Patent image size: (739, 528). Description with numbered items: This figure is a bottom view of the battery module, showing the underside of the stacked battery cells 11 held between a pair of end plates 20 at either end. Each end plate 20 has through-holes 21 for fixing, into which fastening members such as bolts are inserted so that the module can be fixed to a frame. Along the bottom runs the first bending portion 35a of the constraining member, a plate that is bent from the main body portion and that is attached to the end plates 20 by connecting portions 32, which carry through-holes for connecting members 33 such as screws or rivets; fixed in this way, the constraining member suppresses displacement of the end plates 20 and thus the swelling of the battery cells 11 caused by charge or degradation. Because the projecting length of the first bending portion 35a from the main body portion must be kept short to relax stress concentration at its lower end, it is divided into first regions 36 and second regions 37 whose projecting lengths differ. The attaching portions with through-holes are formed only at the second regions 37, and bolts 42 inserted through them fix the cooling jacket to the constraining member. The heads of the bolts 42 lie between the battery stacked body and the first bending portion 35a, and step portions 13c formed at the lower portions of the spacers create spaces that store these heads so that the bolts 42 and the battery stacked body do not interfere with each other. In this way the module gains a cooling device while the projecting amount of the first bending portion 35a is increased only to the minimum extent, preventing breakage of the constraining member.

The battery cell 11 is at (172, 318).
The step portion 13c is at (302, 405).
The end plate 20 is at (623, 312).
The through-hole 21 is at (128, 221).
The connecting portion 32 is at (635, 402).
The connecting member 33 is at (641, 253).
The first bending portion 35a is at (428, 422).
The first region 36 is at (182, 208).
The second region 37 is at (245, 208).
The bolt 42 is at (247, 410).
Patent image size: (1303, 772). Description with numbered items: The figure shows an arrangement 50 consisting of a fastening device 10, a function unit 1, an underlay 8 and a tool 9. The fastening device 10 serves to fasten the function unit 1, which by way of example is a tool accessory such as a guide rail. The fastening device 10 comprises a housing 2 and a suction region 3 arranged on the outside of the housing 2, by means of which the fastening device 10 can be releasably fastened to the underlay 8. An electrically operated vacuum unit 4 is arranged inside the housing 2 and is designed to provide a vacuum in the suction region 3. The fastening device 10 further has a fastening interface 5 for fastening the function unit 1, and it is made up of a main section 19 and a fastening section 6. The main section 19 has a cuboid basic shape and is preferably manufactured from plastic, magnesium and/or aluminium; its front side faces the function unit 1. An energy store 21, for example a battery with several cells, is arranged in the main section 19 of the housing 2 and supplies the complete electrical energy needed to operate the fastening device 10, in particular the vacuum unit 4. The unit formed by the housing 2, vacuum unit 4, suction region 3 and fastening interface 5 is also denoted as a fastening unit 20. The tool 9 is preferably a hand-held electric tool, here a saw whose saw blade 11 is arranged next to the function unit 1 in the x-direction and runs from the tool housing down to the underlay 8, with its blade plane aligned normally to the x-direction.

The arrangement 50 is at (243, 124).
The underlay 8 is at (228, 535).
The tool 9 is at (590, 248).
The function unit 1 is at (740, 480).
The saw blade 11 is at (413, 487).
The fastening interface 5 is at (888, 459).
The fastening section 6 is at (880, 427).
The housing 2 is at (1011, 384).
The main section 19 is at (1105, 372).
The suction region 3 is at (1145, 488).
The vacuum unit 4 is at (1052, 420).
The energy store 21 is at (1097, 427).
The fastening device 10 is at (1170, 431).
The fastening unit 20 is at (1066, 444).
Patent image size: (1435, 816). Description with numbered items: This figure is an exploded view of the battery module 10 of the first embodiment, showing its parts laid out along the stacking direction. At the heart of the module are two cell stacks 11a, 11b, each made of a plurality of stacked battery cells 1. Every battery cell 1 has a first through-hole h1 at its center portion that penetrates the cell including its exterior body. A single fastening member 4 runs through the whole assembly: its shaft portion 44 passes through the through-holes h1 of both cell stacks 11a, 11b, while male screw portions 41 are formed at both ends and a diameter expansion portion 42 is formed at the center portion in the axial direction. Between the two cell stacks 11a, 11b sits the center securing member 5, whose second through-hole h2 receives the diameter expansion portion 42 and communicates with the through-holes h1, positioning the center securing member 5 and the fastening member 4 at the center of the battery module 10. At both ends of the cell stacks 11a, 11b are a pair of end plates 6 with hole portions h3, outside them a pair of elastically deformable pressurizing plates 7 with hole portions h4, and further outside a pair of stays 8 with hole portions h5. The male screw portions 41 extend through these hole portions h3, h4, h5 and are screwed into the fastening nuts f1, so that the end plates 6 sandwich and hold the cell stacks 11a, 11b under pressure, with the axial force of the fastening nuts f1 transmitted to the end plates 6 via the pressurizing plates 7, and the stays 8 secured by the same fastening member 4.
--------------------------------------------------
- **YOUR TASK**:
The material above should be given again in full, exactly.

- **EXPECTED OUTPUT**:
Patent image size: (739, 528). Description with numbered items: This figure is a bottom view of the battery module, showing the underside of the stacked battery cells 11 held between a pair of end plates 20 at either end. Each end plate 20 has through-holes 21 for fixing, into which fastening members such as bolts are inserted so that the module can be fixed to a frame. Along the bottom runs the first bending portion 35a of the constraining member, a plate that is bent from the main body portion and that is attached to the end plates 20 by connecting portions 32, which carry through-holes for connecting members 33 such as screws or rivets; fixed in this way, the constraining member suppresses displacement of the end plates 20 and thus the swelling of the battery cells 11 caused by charge or degradation. Because the projecting length of the first bending portion 35a from the main body portion must be kept short to relax stress concentration at its lower end, it is divided into first regions 36 and second regions 37 whose projecting lengths differ. The attaching portions with through-holes are formed only at the second regions 37, and bolts 42 inserted through them fix the cooling jacket to the constraining member. The heads of the bolts 42 lie between the battery stacked body and the first bending portion 35a, and step portions 13c formed at the lower portions of the spacers create spaces that store these heads so that the bolts 42 and the battery stacked body do not interfere with each other. In this way the module gains a cooling device while the projecting amount of the first bending portion 35a is increased only to the minimum extent, preventing breakage of the constraining member.

The battery cell 11 is at (172, 318).
The step portion 13c is at (302, 405).
The end plate 20 is at (623, 312).
The through-hole 21 is at (128, 221).
The connecting portion 32 is at (635, 402).
The connecting member 33 is at (641, 253).
The first bending portion 35a is at (428, 422).
The first region 36 is at (182, 208).
The second region 37 is at (245, 208).
The bolt 42 is at (247, 410).
Patent image size: (1303, 772). Description with numbered items: The figure shows an arrangement 50 consisting of a fastening device 10, a function unit 1, an underlay 8 and a tool 9. The fastening device 10 serves to fasten the function unit 1, which by way of example is a tool accessory such as a guide rail. The fastening device 10 comprises a housing 2 and a suction region 3 arranged on the outside of the housing 2, by means of which the fastening device 10 can be releasably fastened to the underlay 8. An electrically operated vacuum unit 4 is arranged inside the housing 2 and is designed to provide a vacuum in the suction region 3. The fastening device 10 further has a fastening interface 5 for fastening the function unit 1, and it is made up of a main section 19 and a fastening section 6. The main section 19 has a cuboid basic shape and is preferably manufactured from plastic, magnesium and/or aluminium; its front side faces the function unit 1. An energy store 21, for example a battery with several cells, is arranged in the main section 19 of the housing 2 and supplies the complete electrical energy needed to operate the fastening device 10, in particular the vacuum unit 4. The unit formed by the housing 2, vacuum unit 4, suction region 3 and fastening interface 5 is also denoted as a fastening unit 20. The tool 9 is preferably a hand-held electric tool, here a saw whose saw blade 11 is arranged next to the function unit 1 in the x-direction and runs from the tool housing down to the underlay 8, with its blade plane aligned normally to the x-direction.

The arrangement 50 is at (243, 124).
The underlay 8 is at (228, 535).
The tool 9 is at (590, 248).
The function unit 1 is at (740, 480).
The saw blade 11 is at (413, 487).
The fastening interface 5 is at (888, 459).
The fastening section 6 is at (880, 427).
The housing 2 is at (1011, 384).
The main section 19 is at (1105, 372).
The suction region 3 is at (1145, 488).
The vacuum unit 4 is at (1052, 420).
The energy store 21 is at (1097, 427).
The fastening device 10 is at (1170, 431).
The fastening unit 20 is at (1066, 444).
Patent image size: (1435, 816). Description with numbered items: This figure is an exploded view of the battery module 10 of the first embodiment, showing its parts laid out along the stacking direction. At the heart of the module are two cell stacks 11a, 11b, each made of a plurality of stacked battery cells 1. Every battery cell 1 has a first through-hole h1 at its center portion that penetrates the cell including its exterior body. A single fastening member 4 runs through the whole assembly: its shaft portion 44 passes through the through-holes h1 of both cell stacks 11a, 11b, while male screw portions 41 are formed at both ends and a diameter expansion portion 42 is formed at the center portion in the axial direction. Between the two cell stacks 11a, 11b sits the center securing member 5, whose second through-hole h2 receives the diameter expansion portion 42 and communicates with the through-holes h1, positioning the center securing member 5 and the fastening member 4 at the center of the battery module 10. At both ends of the cell stacks 11a, 11b are a pair of end plates 6 with hole portions h3, outside them a pair of elastically deformable pressurizing plates 7 with hole portions h4, and further outside a pair of stays 8 with hole portions h5. The male screw portions 41 extend through these hole portions h3, h4, h5 and are screwed into the fastening nuts f1, so that the end plates 6 sandwich and hold the cell stacks 11a, 11b under pressure, with the axial force of the fastening nuts f1 transmitted to the end plates 6 via the pressurizing plates 7, and the stays 8 secured by the same fastening member 4.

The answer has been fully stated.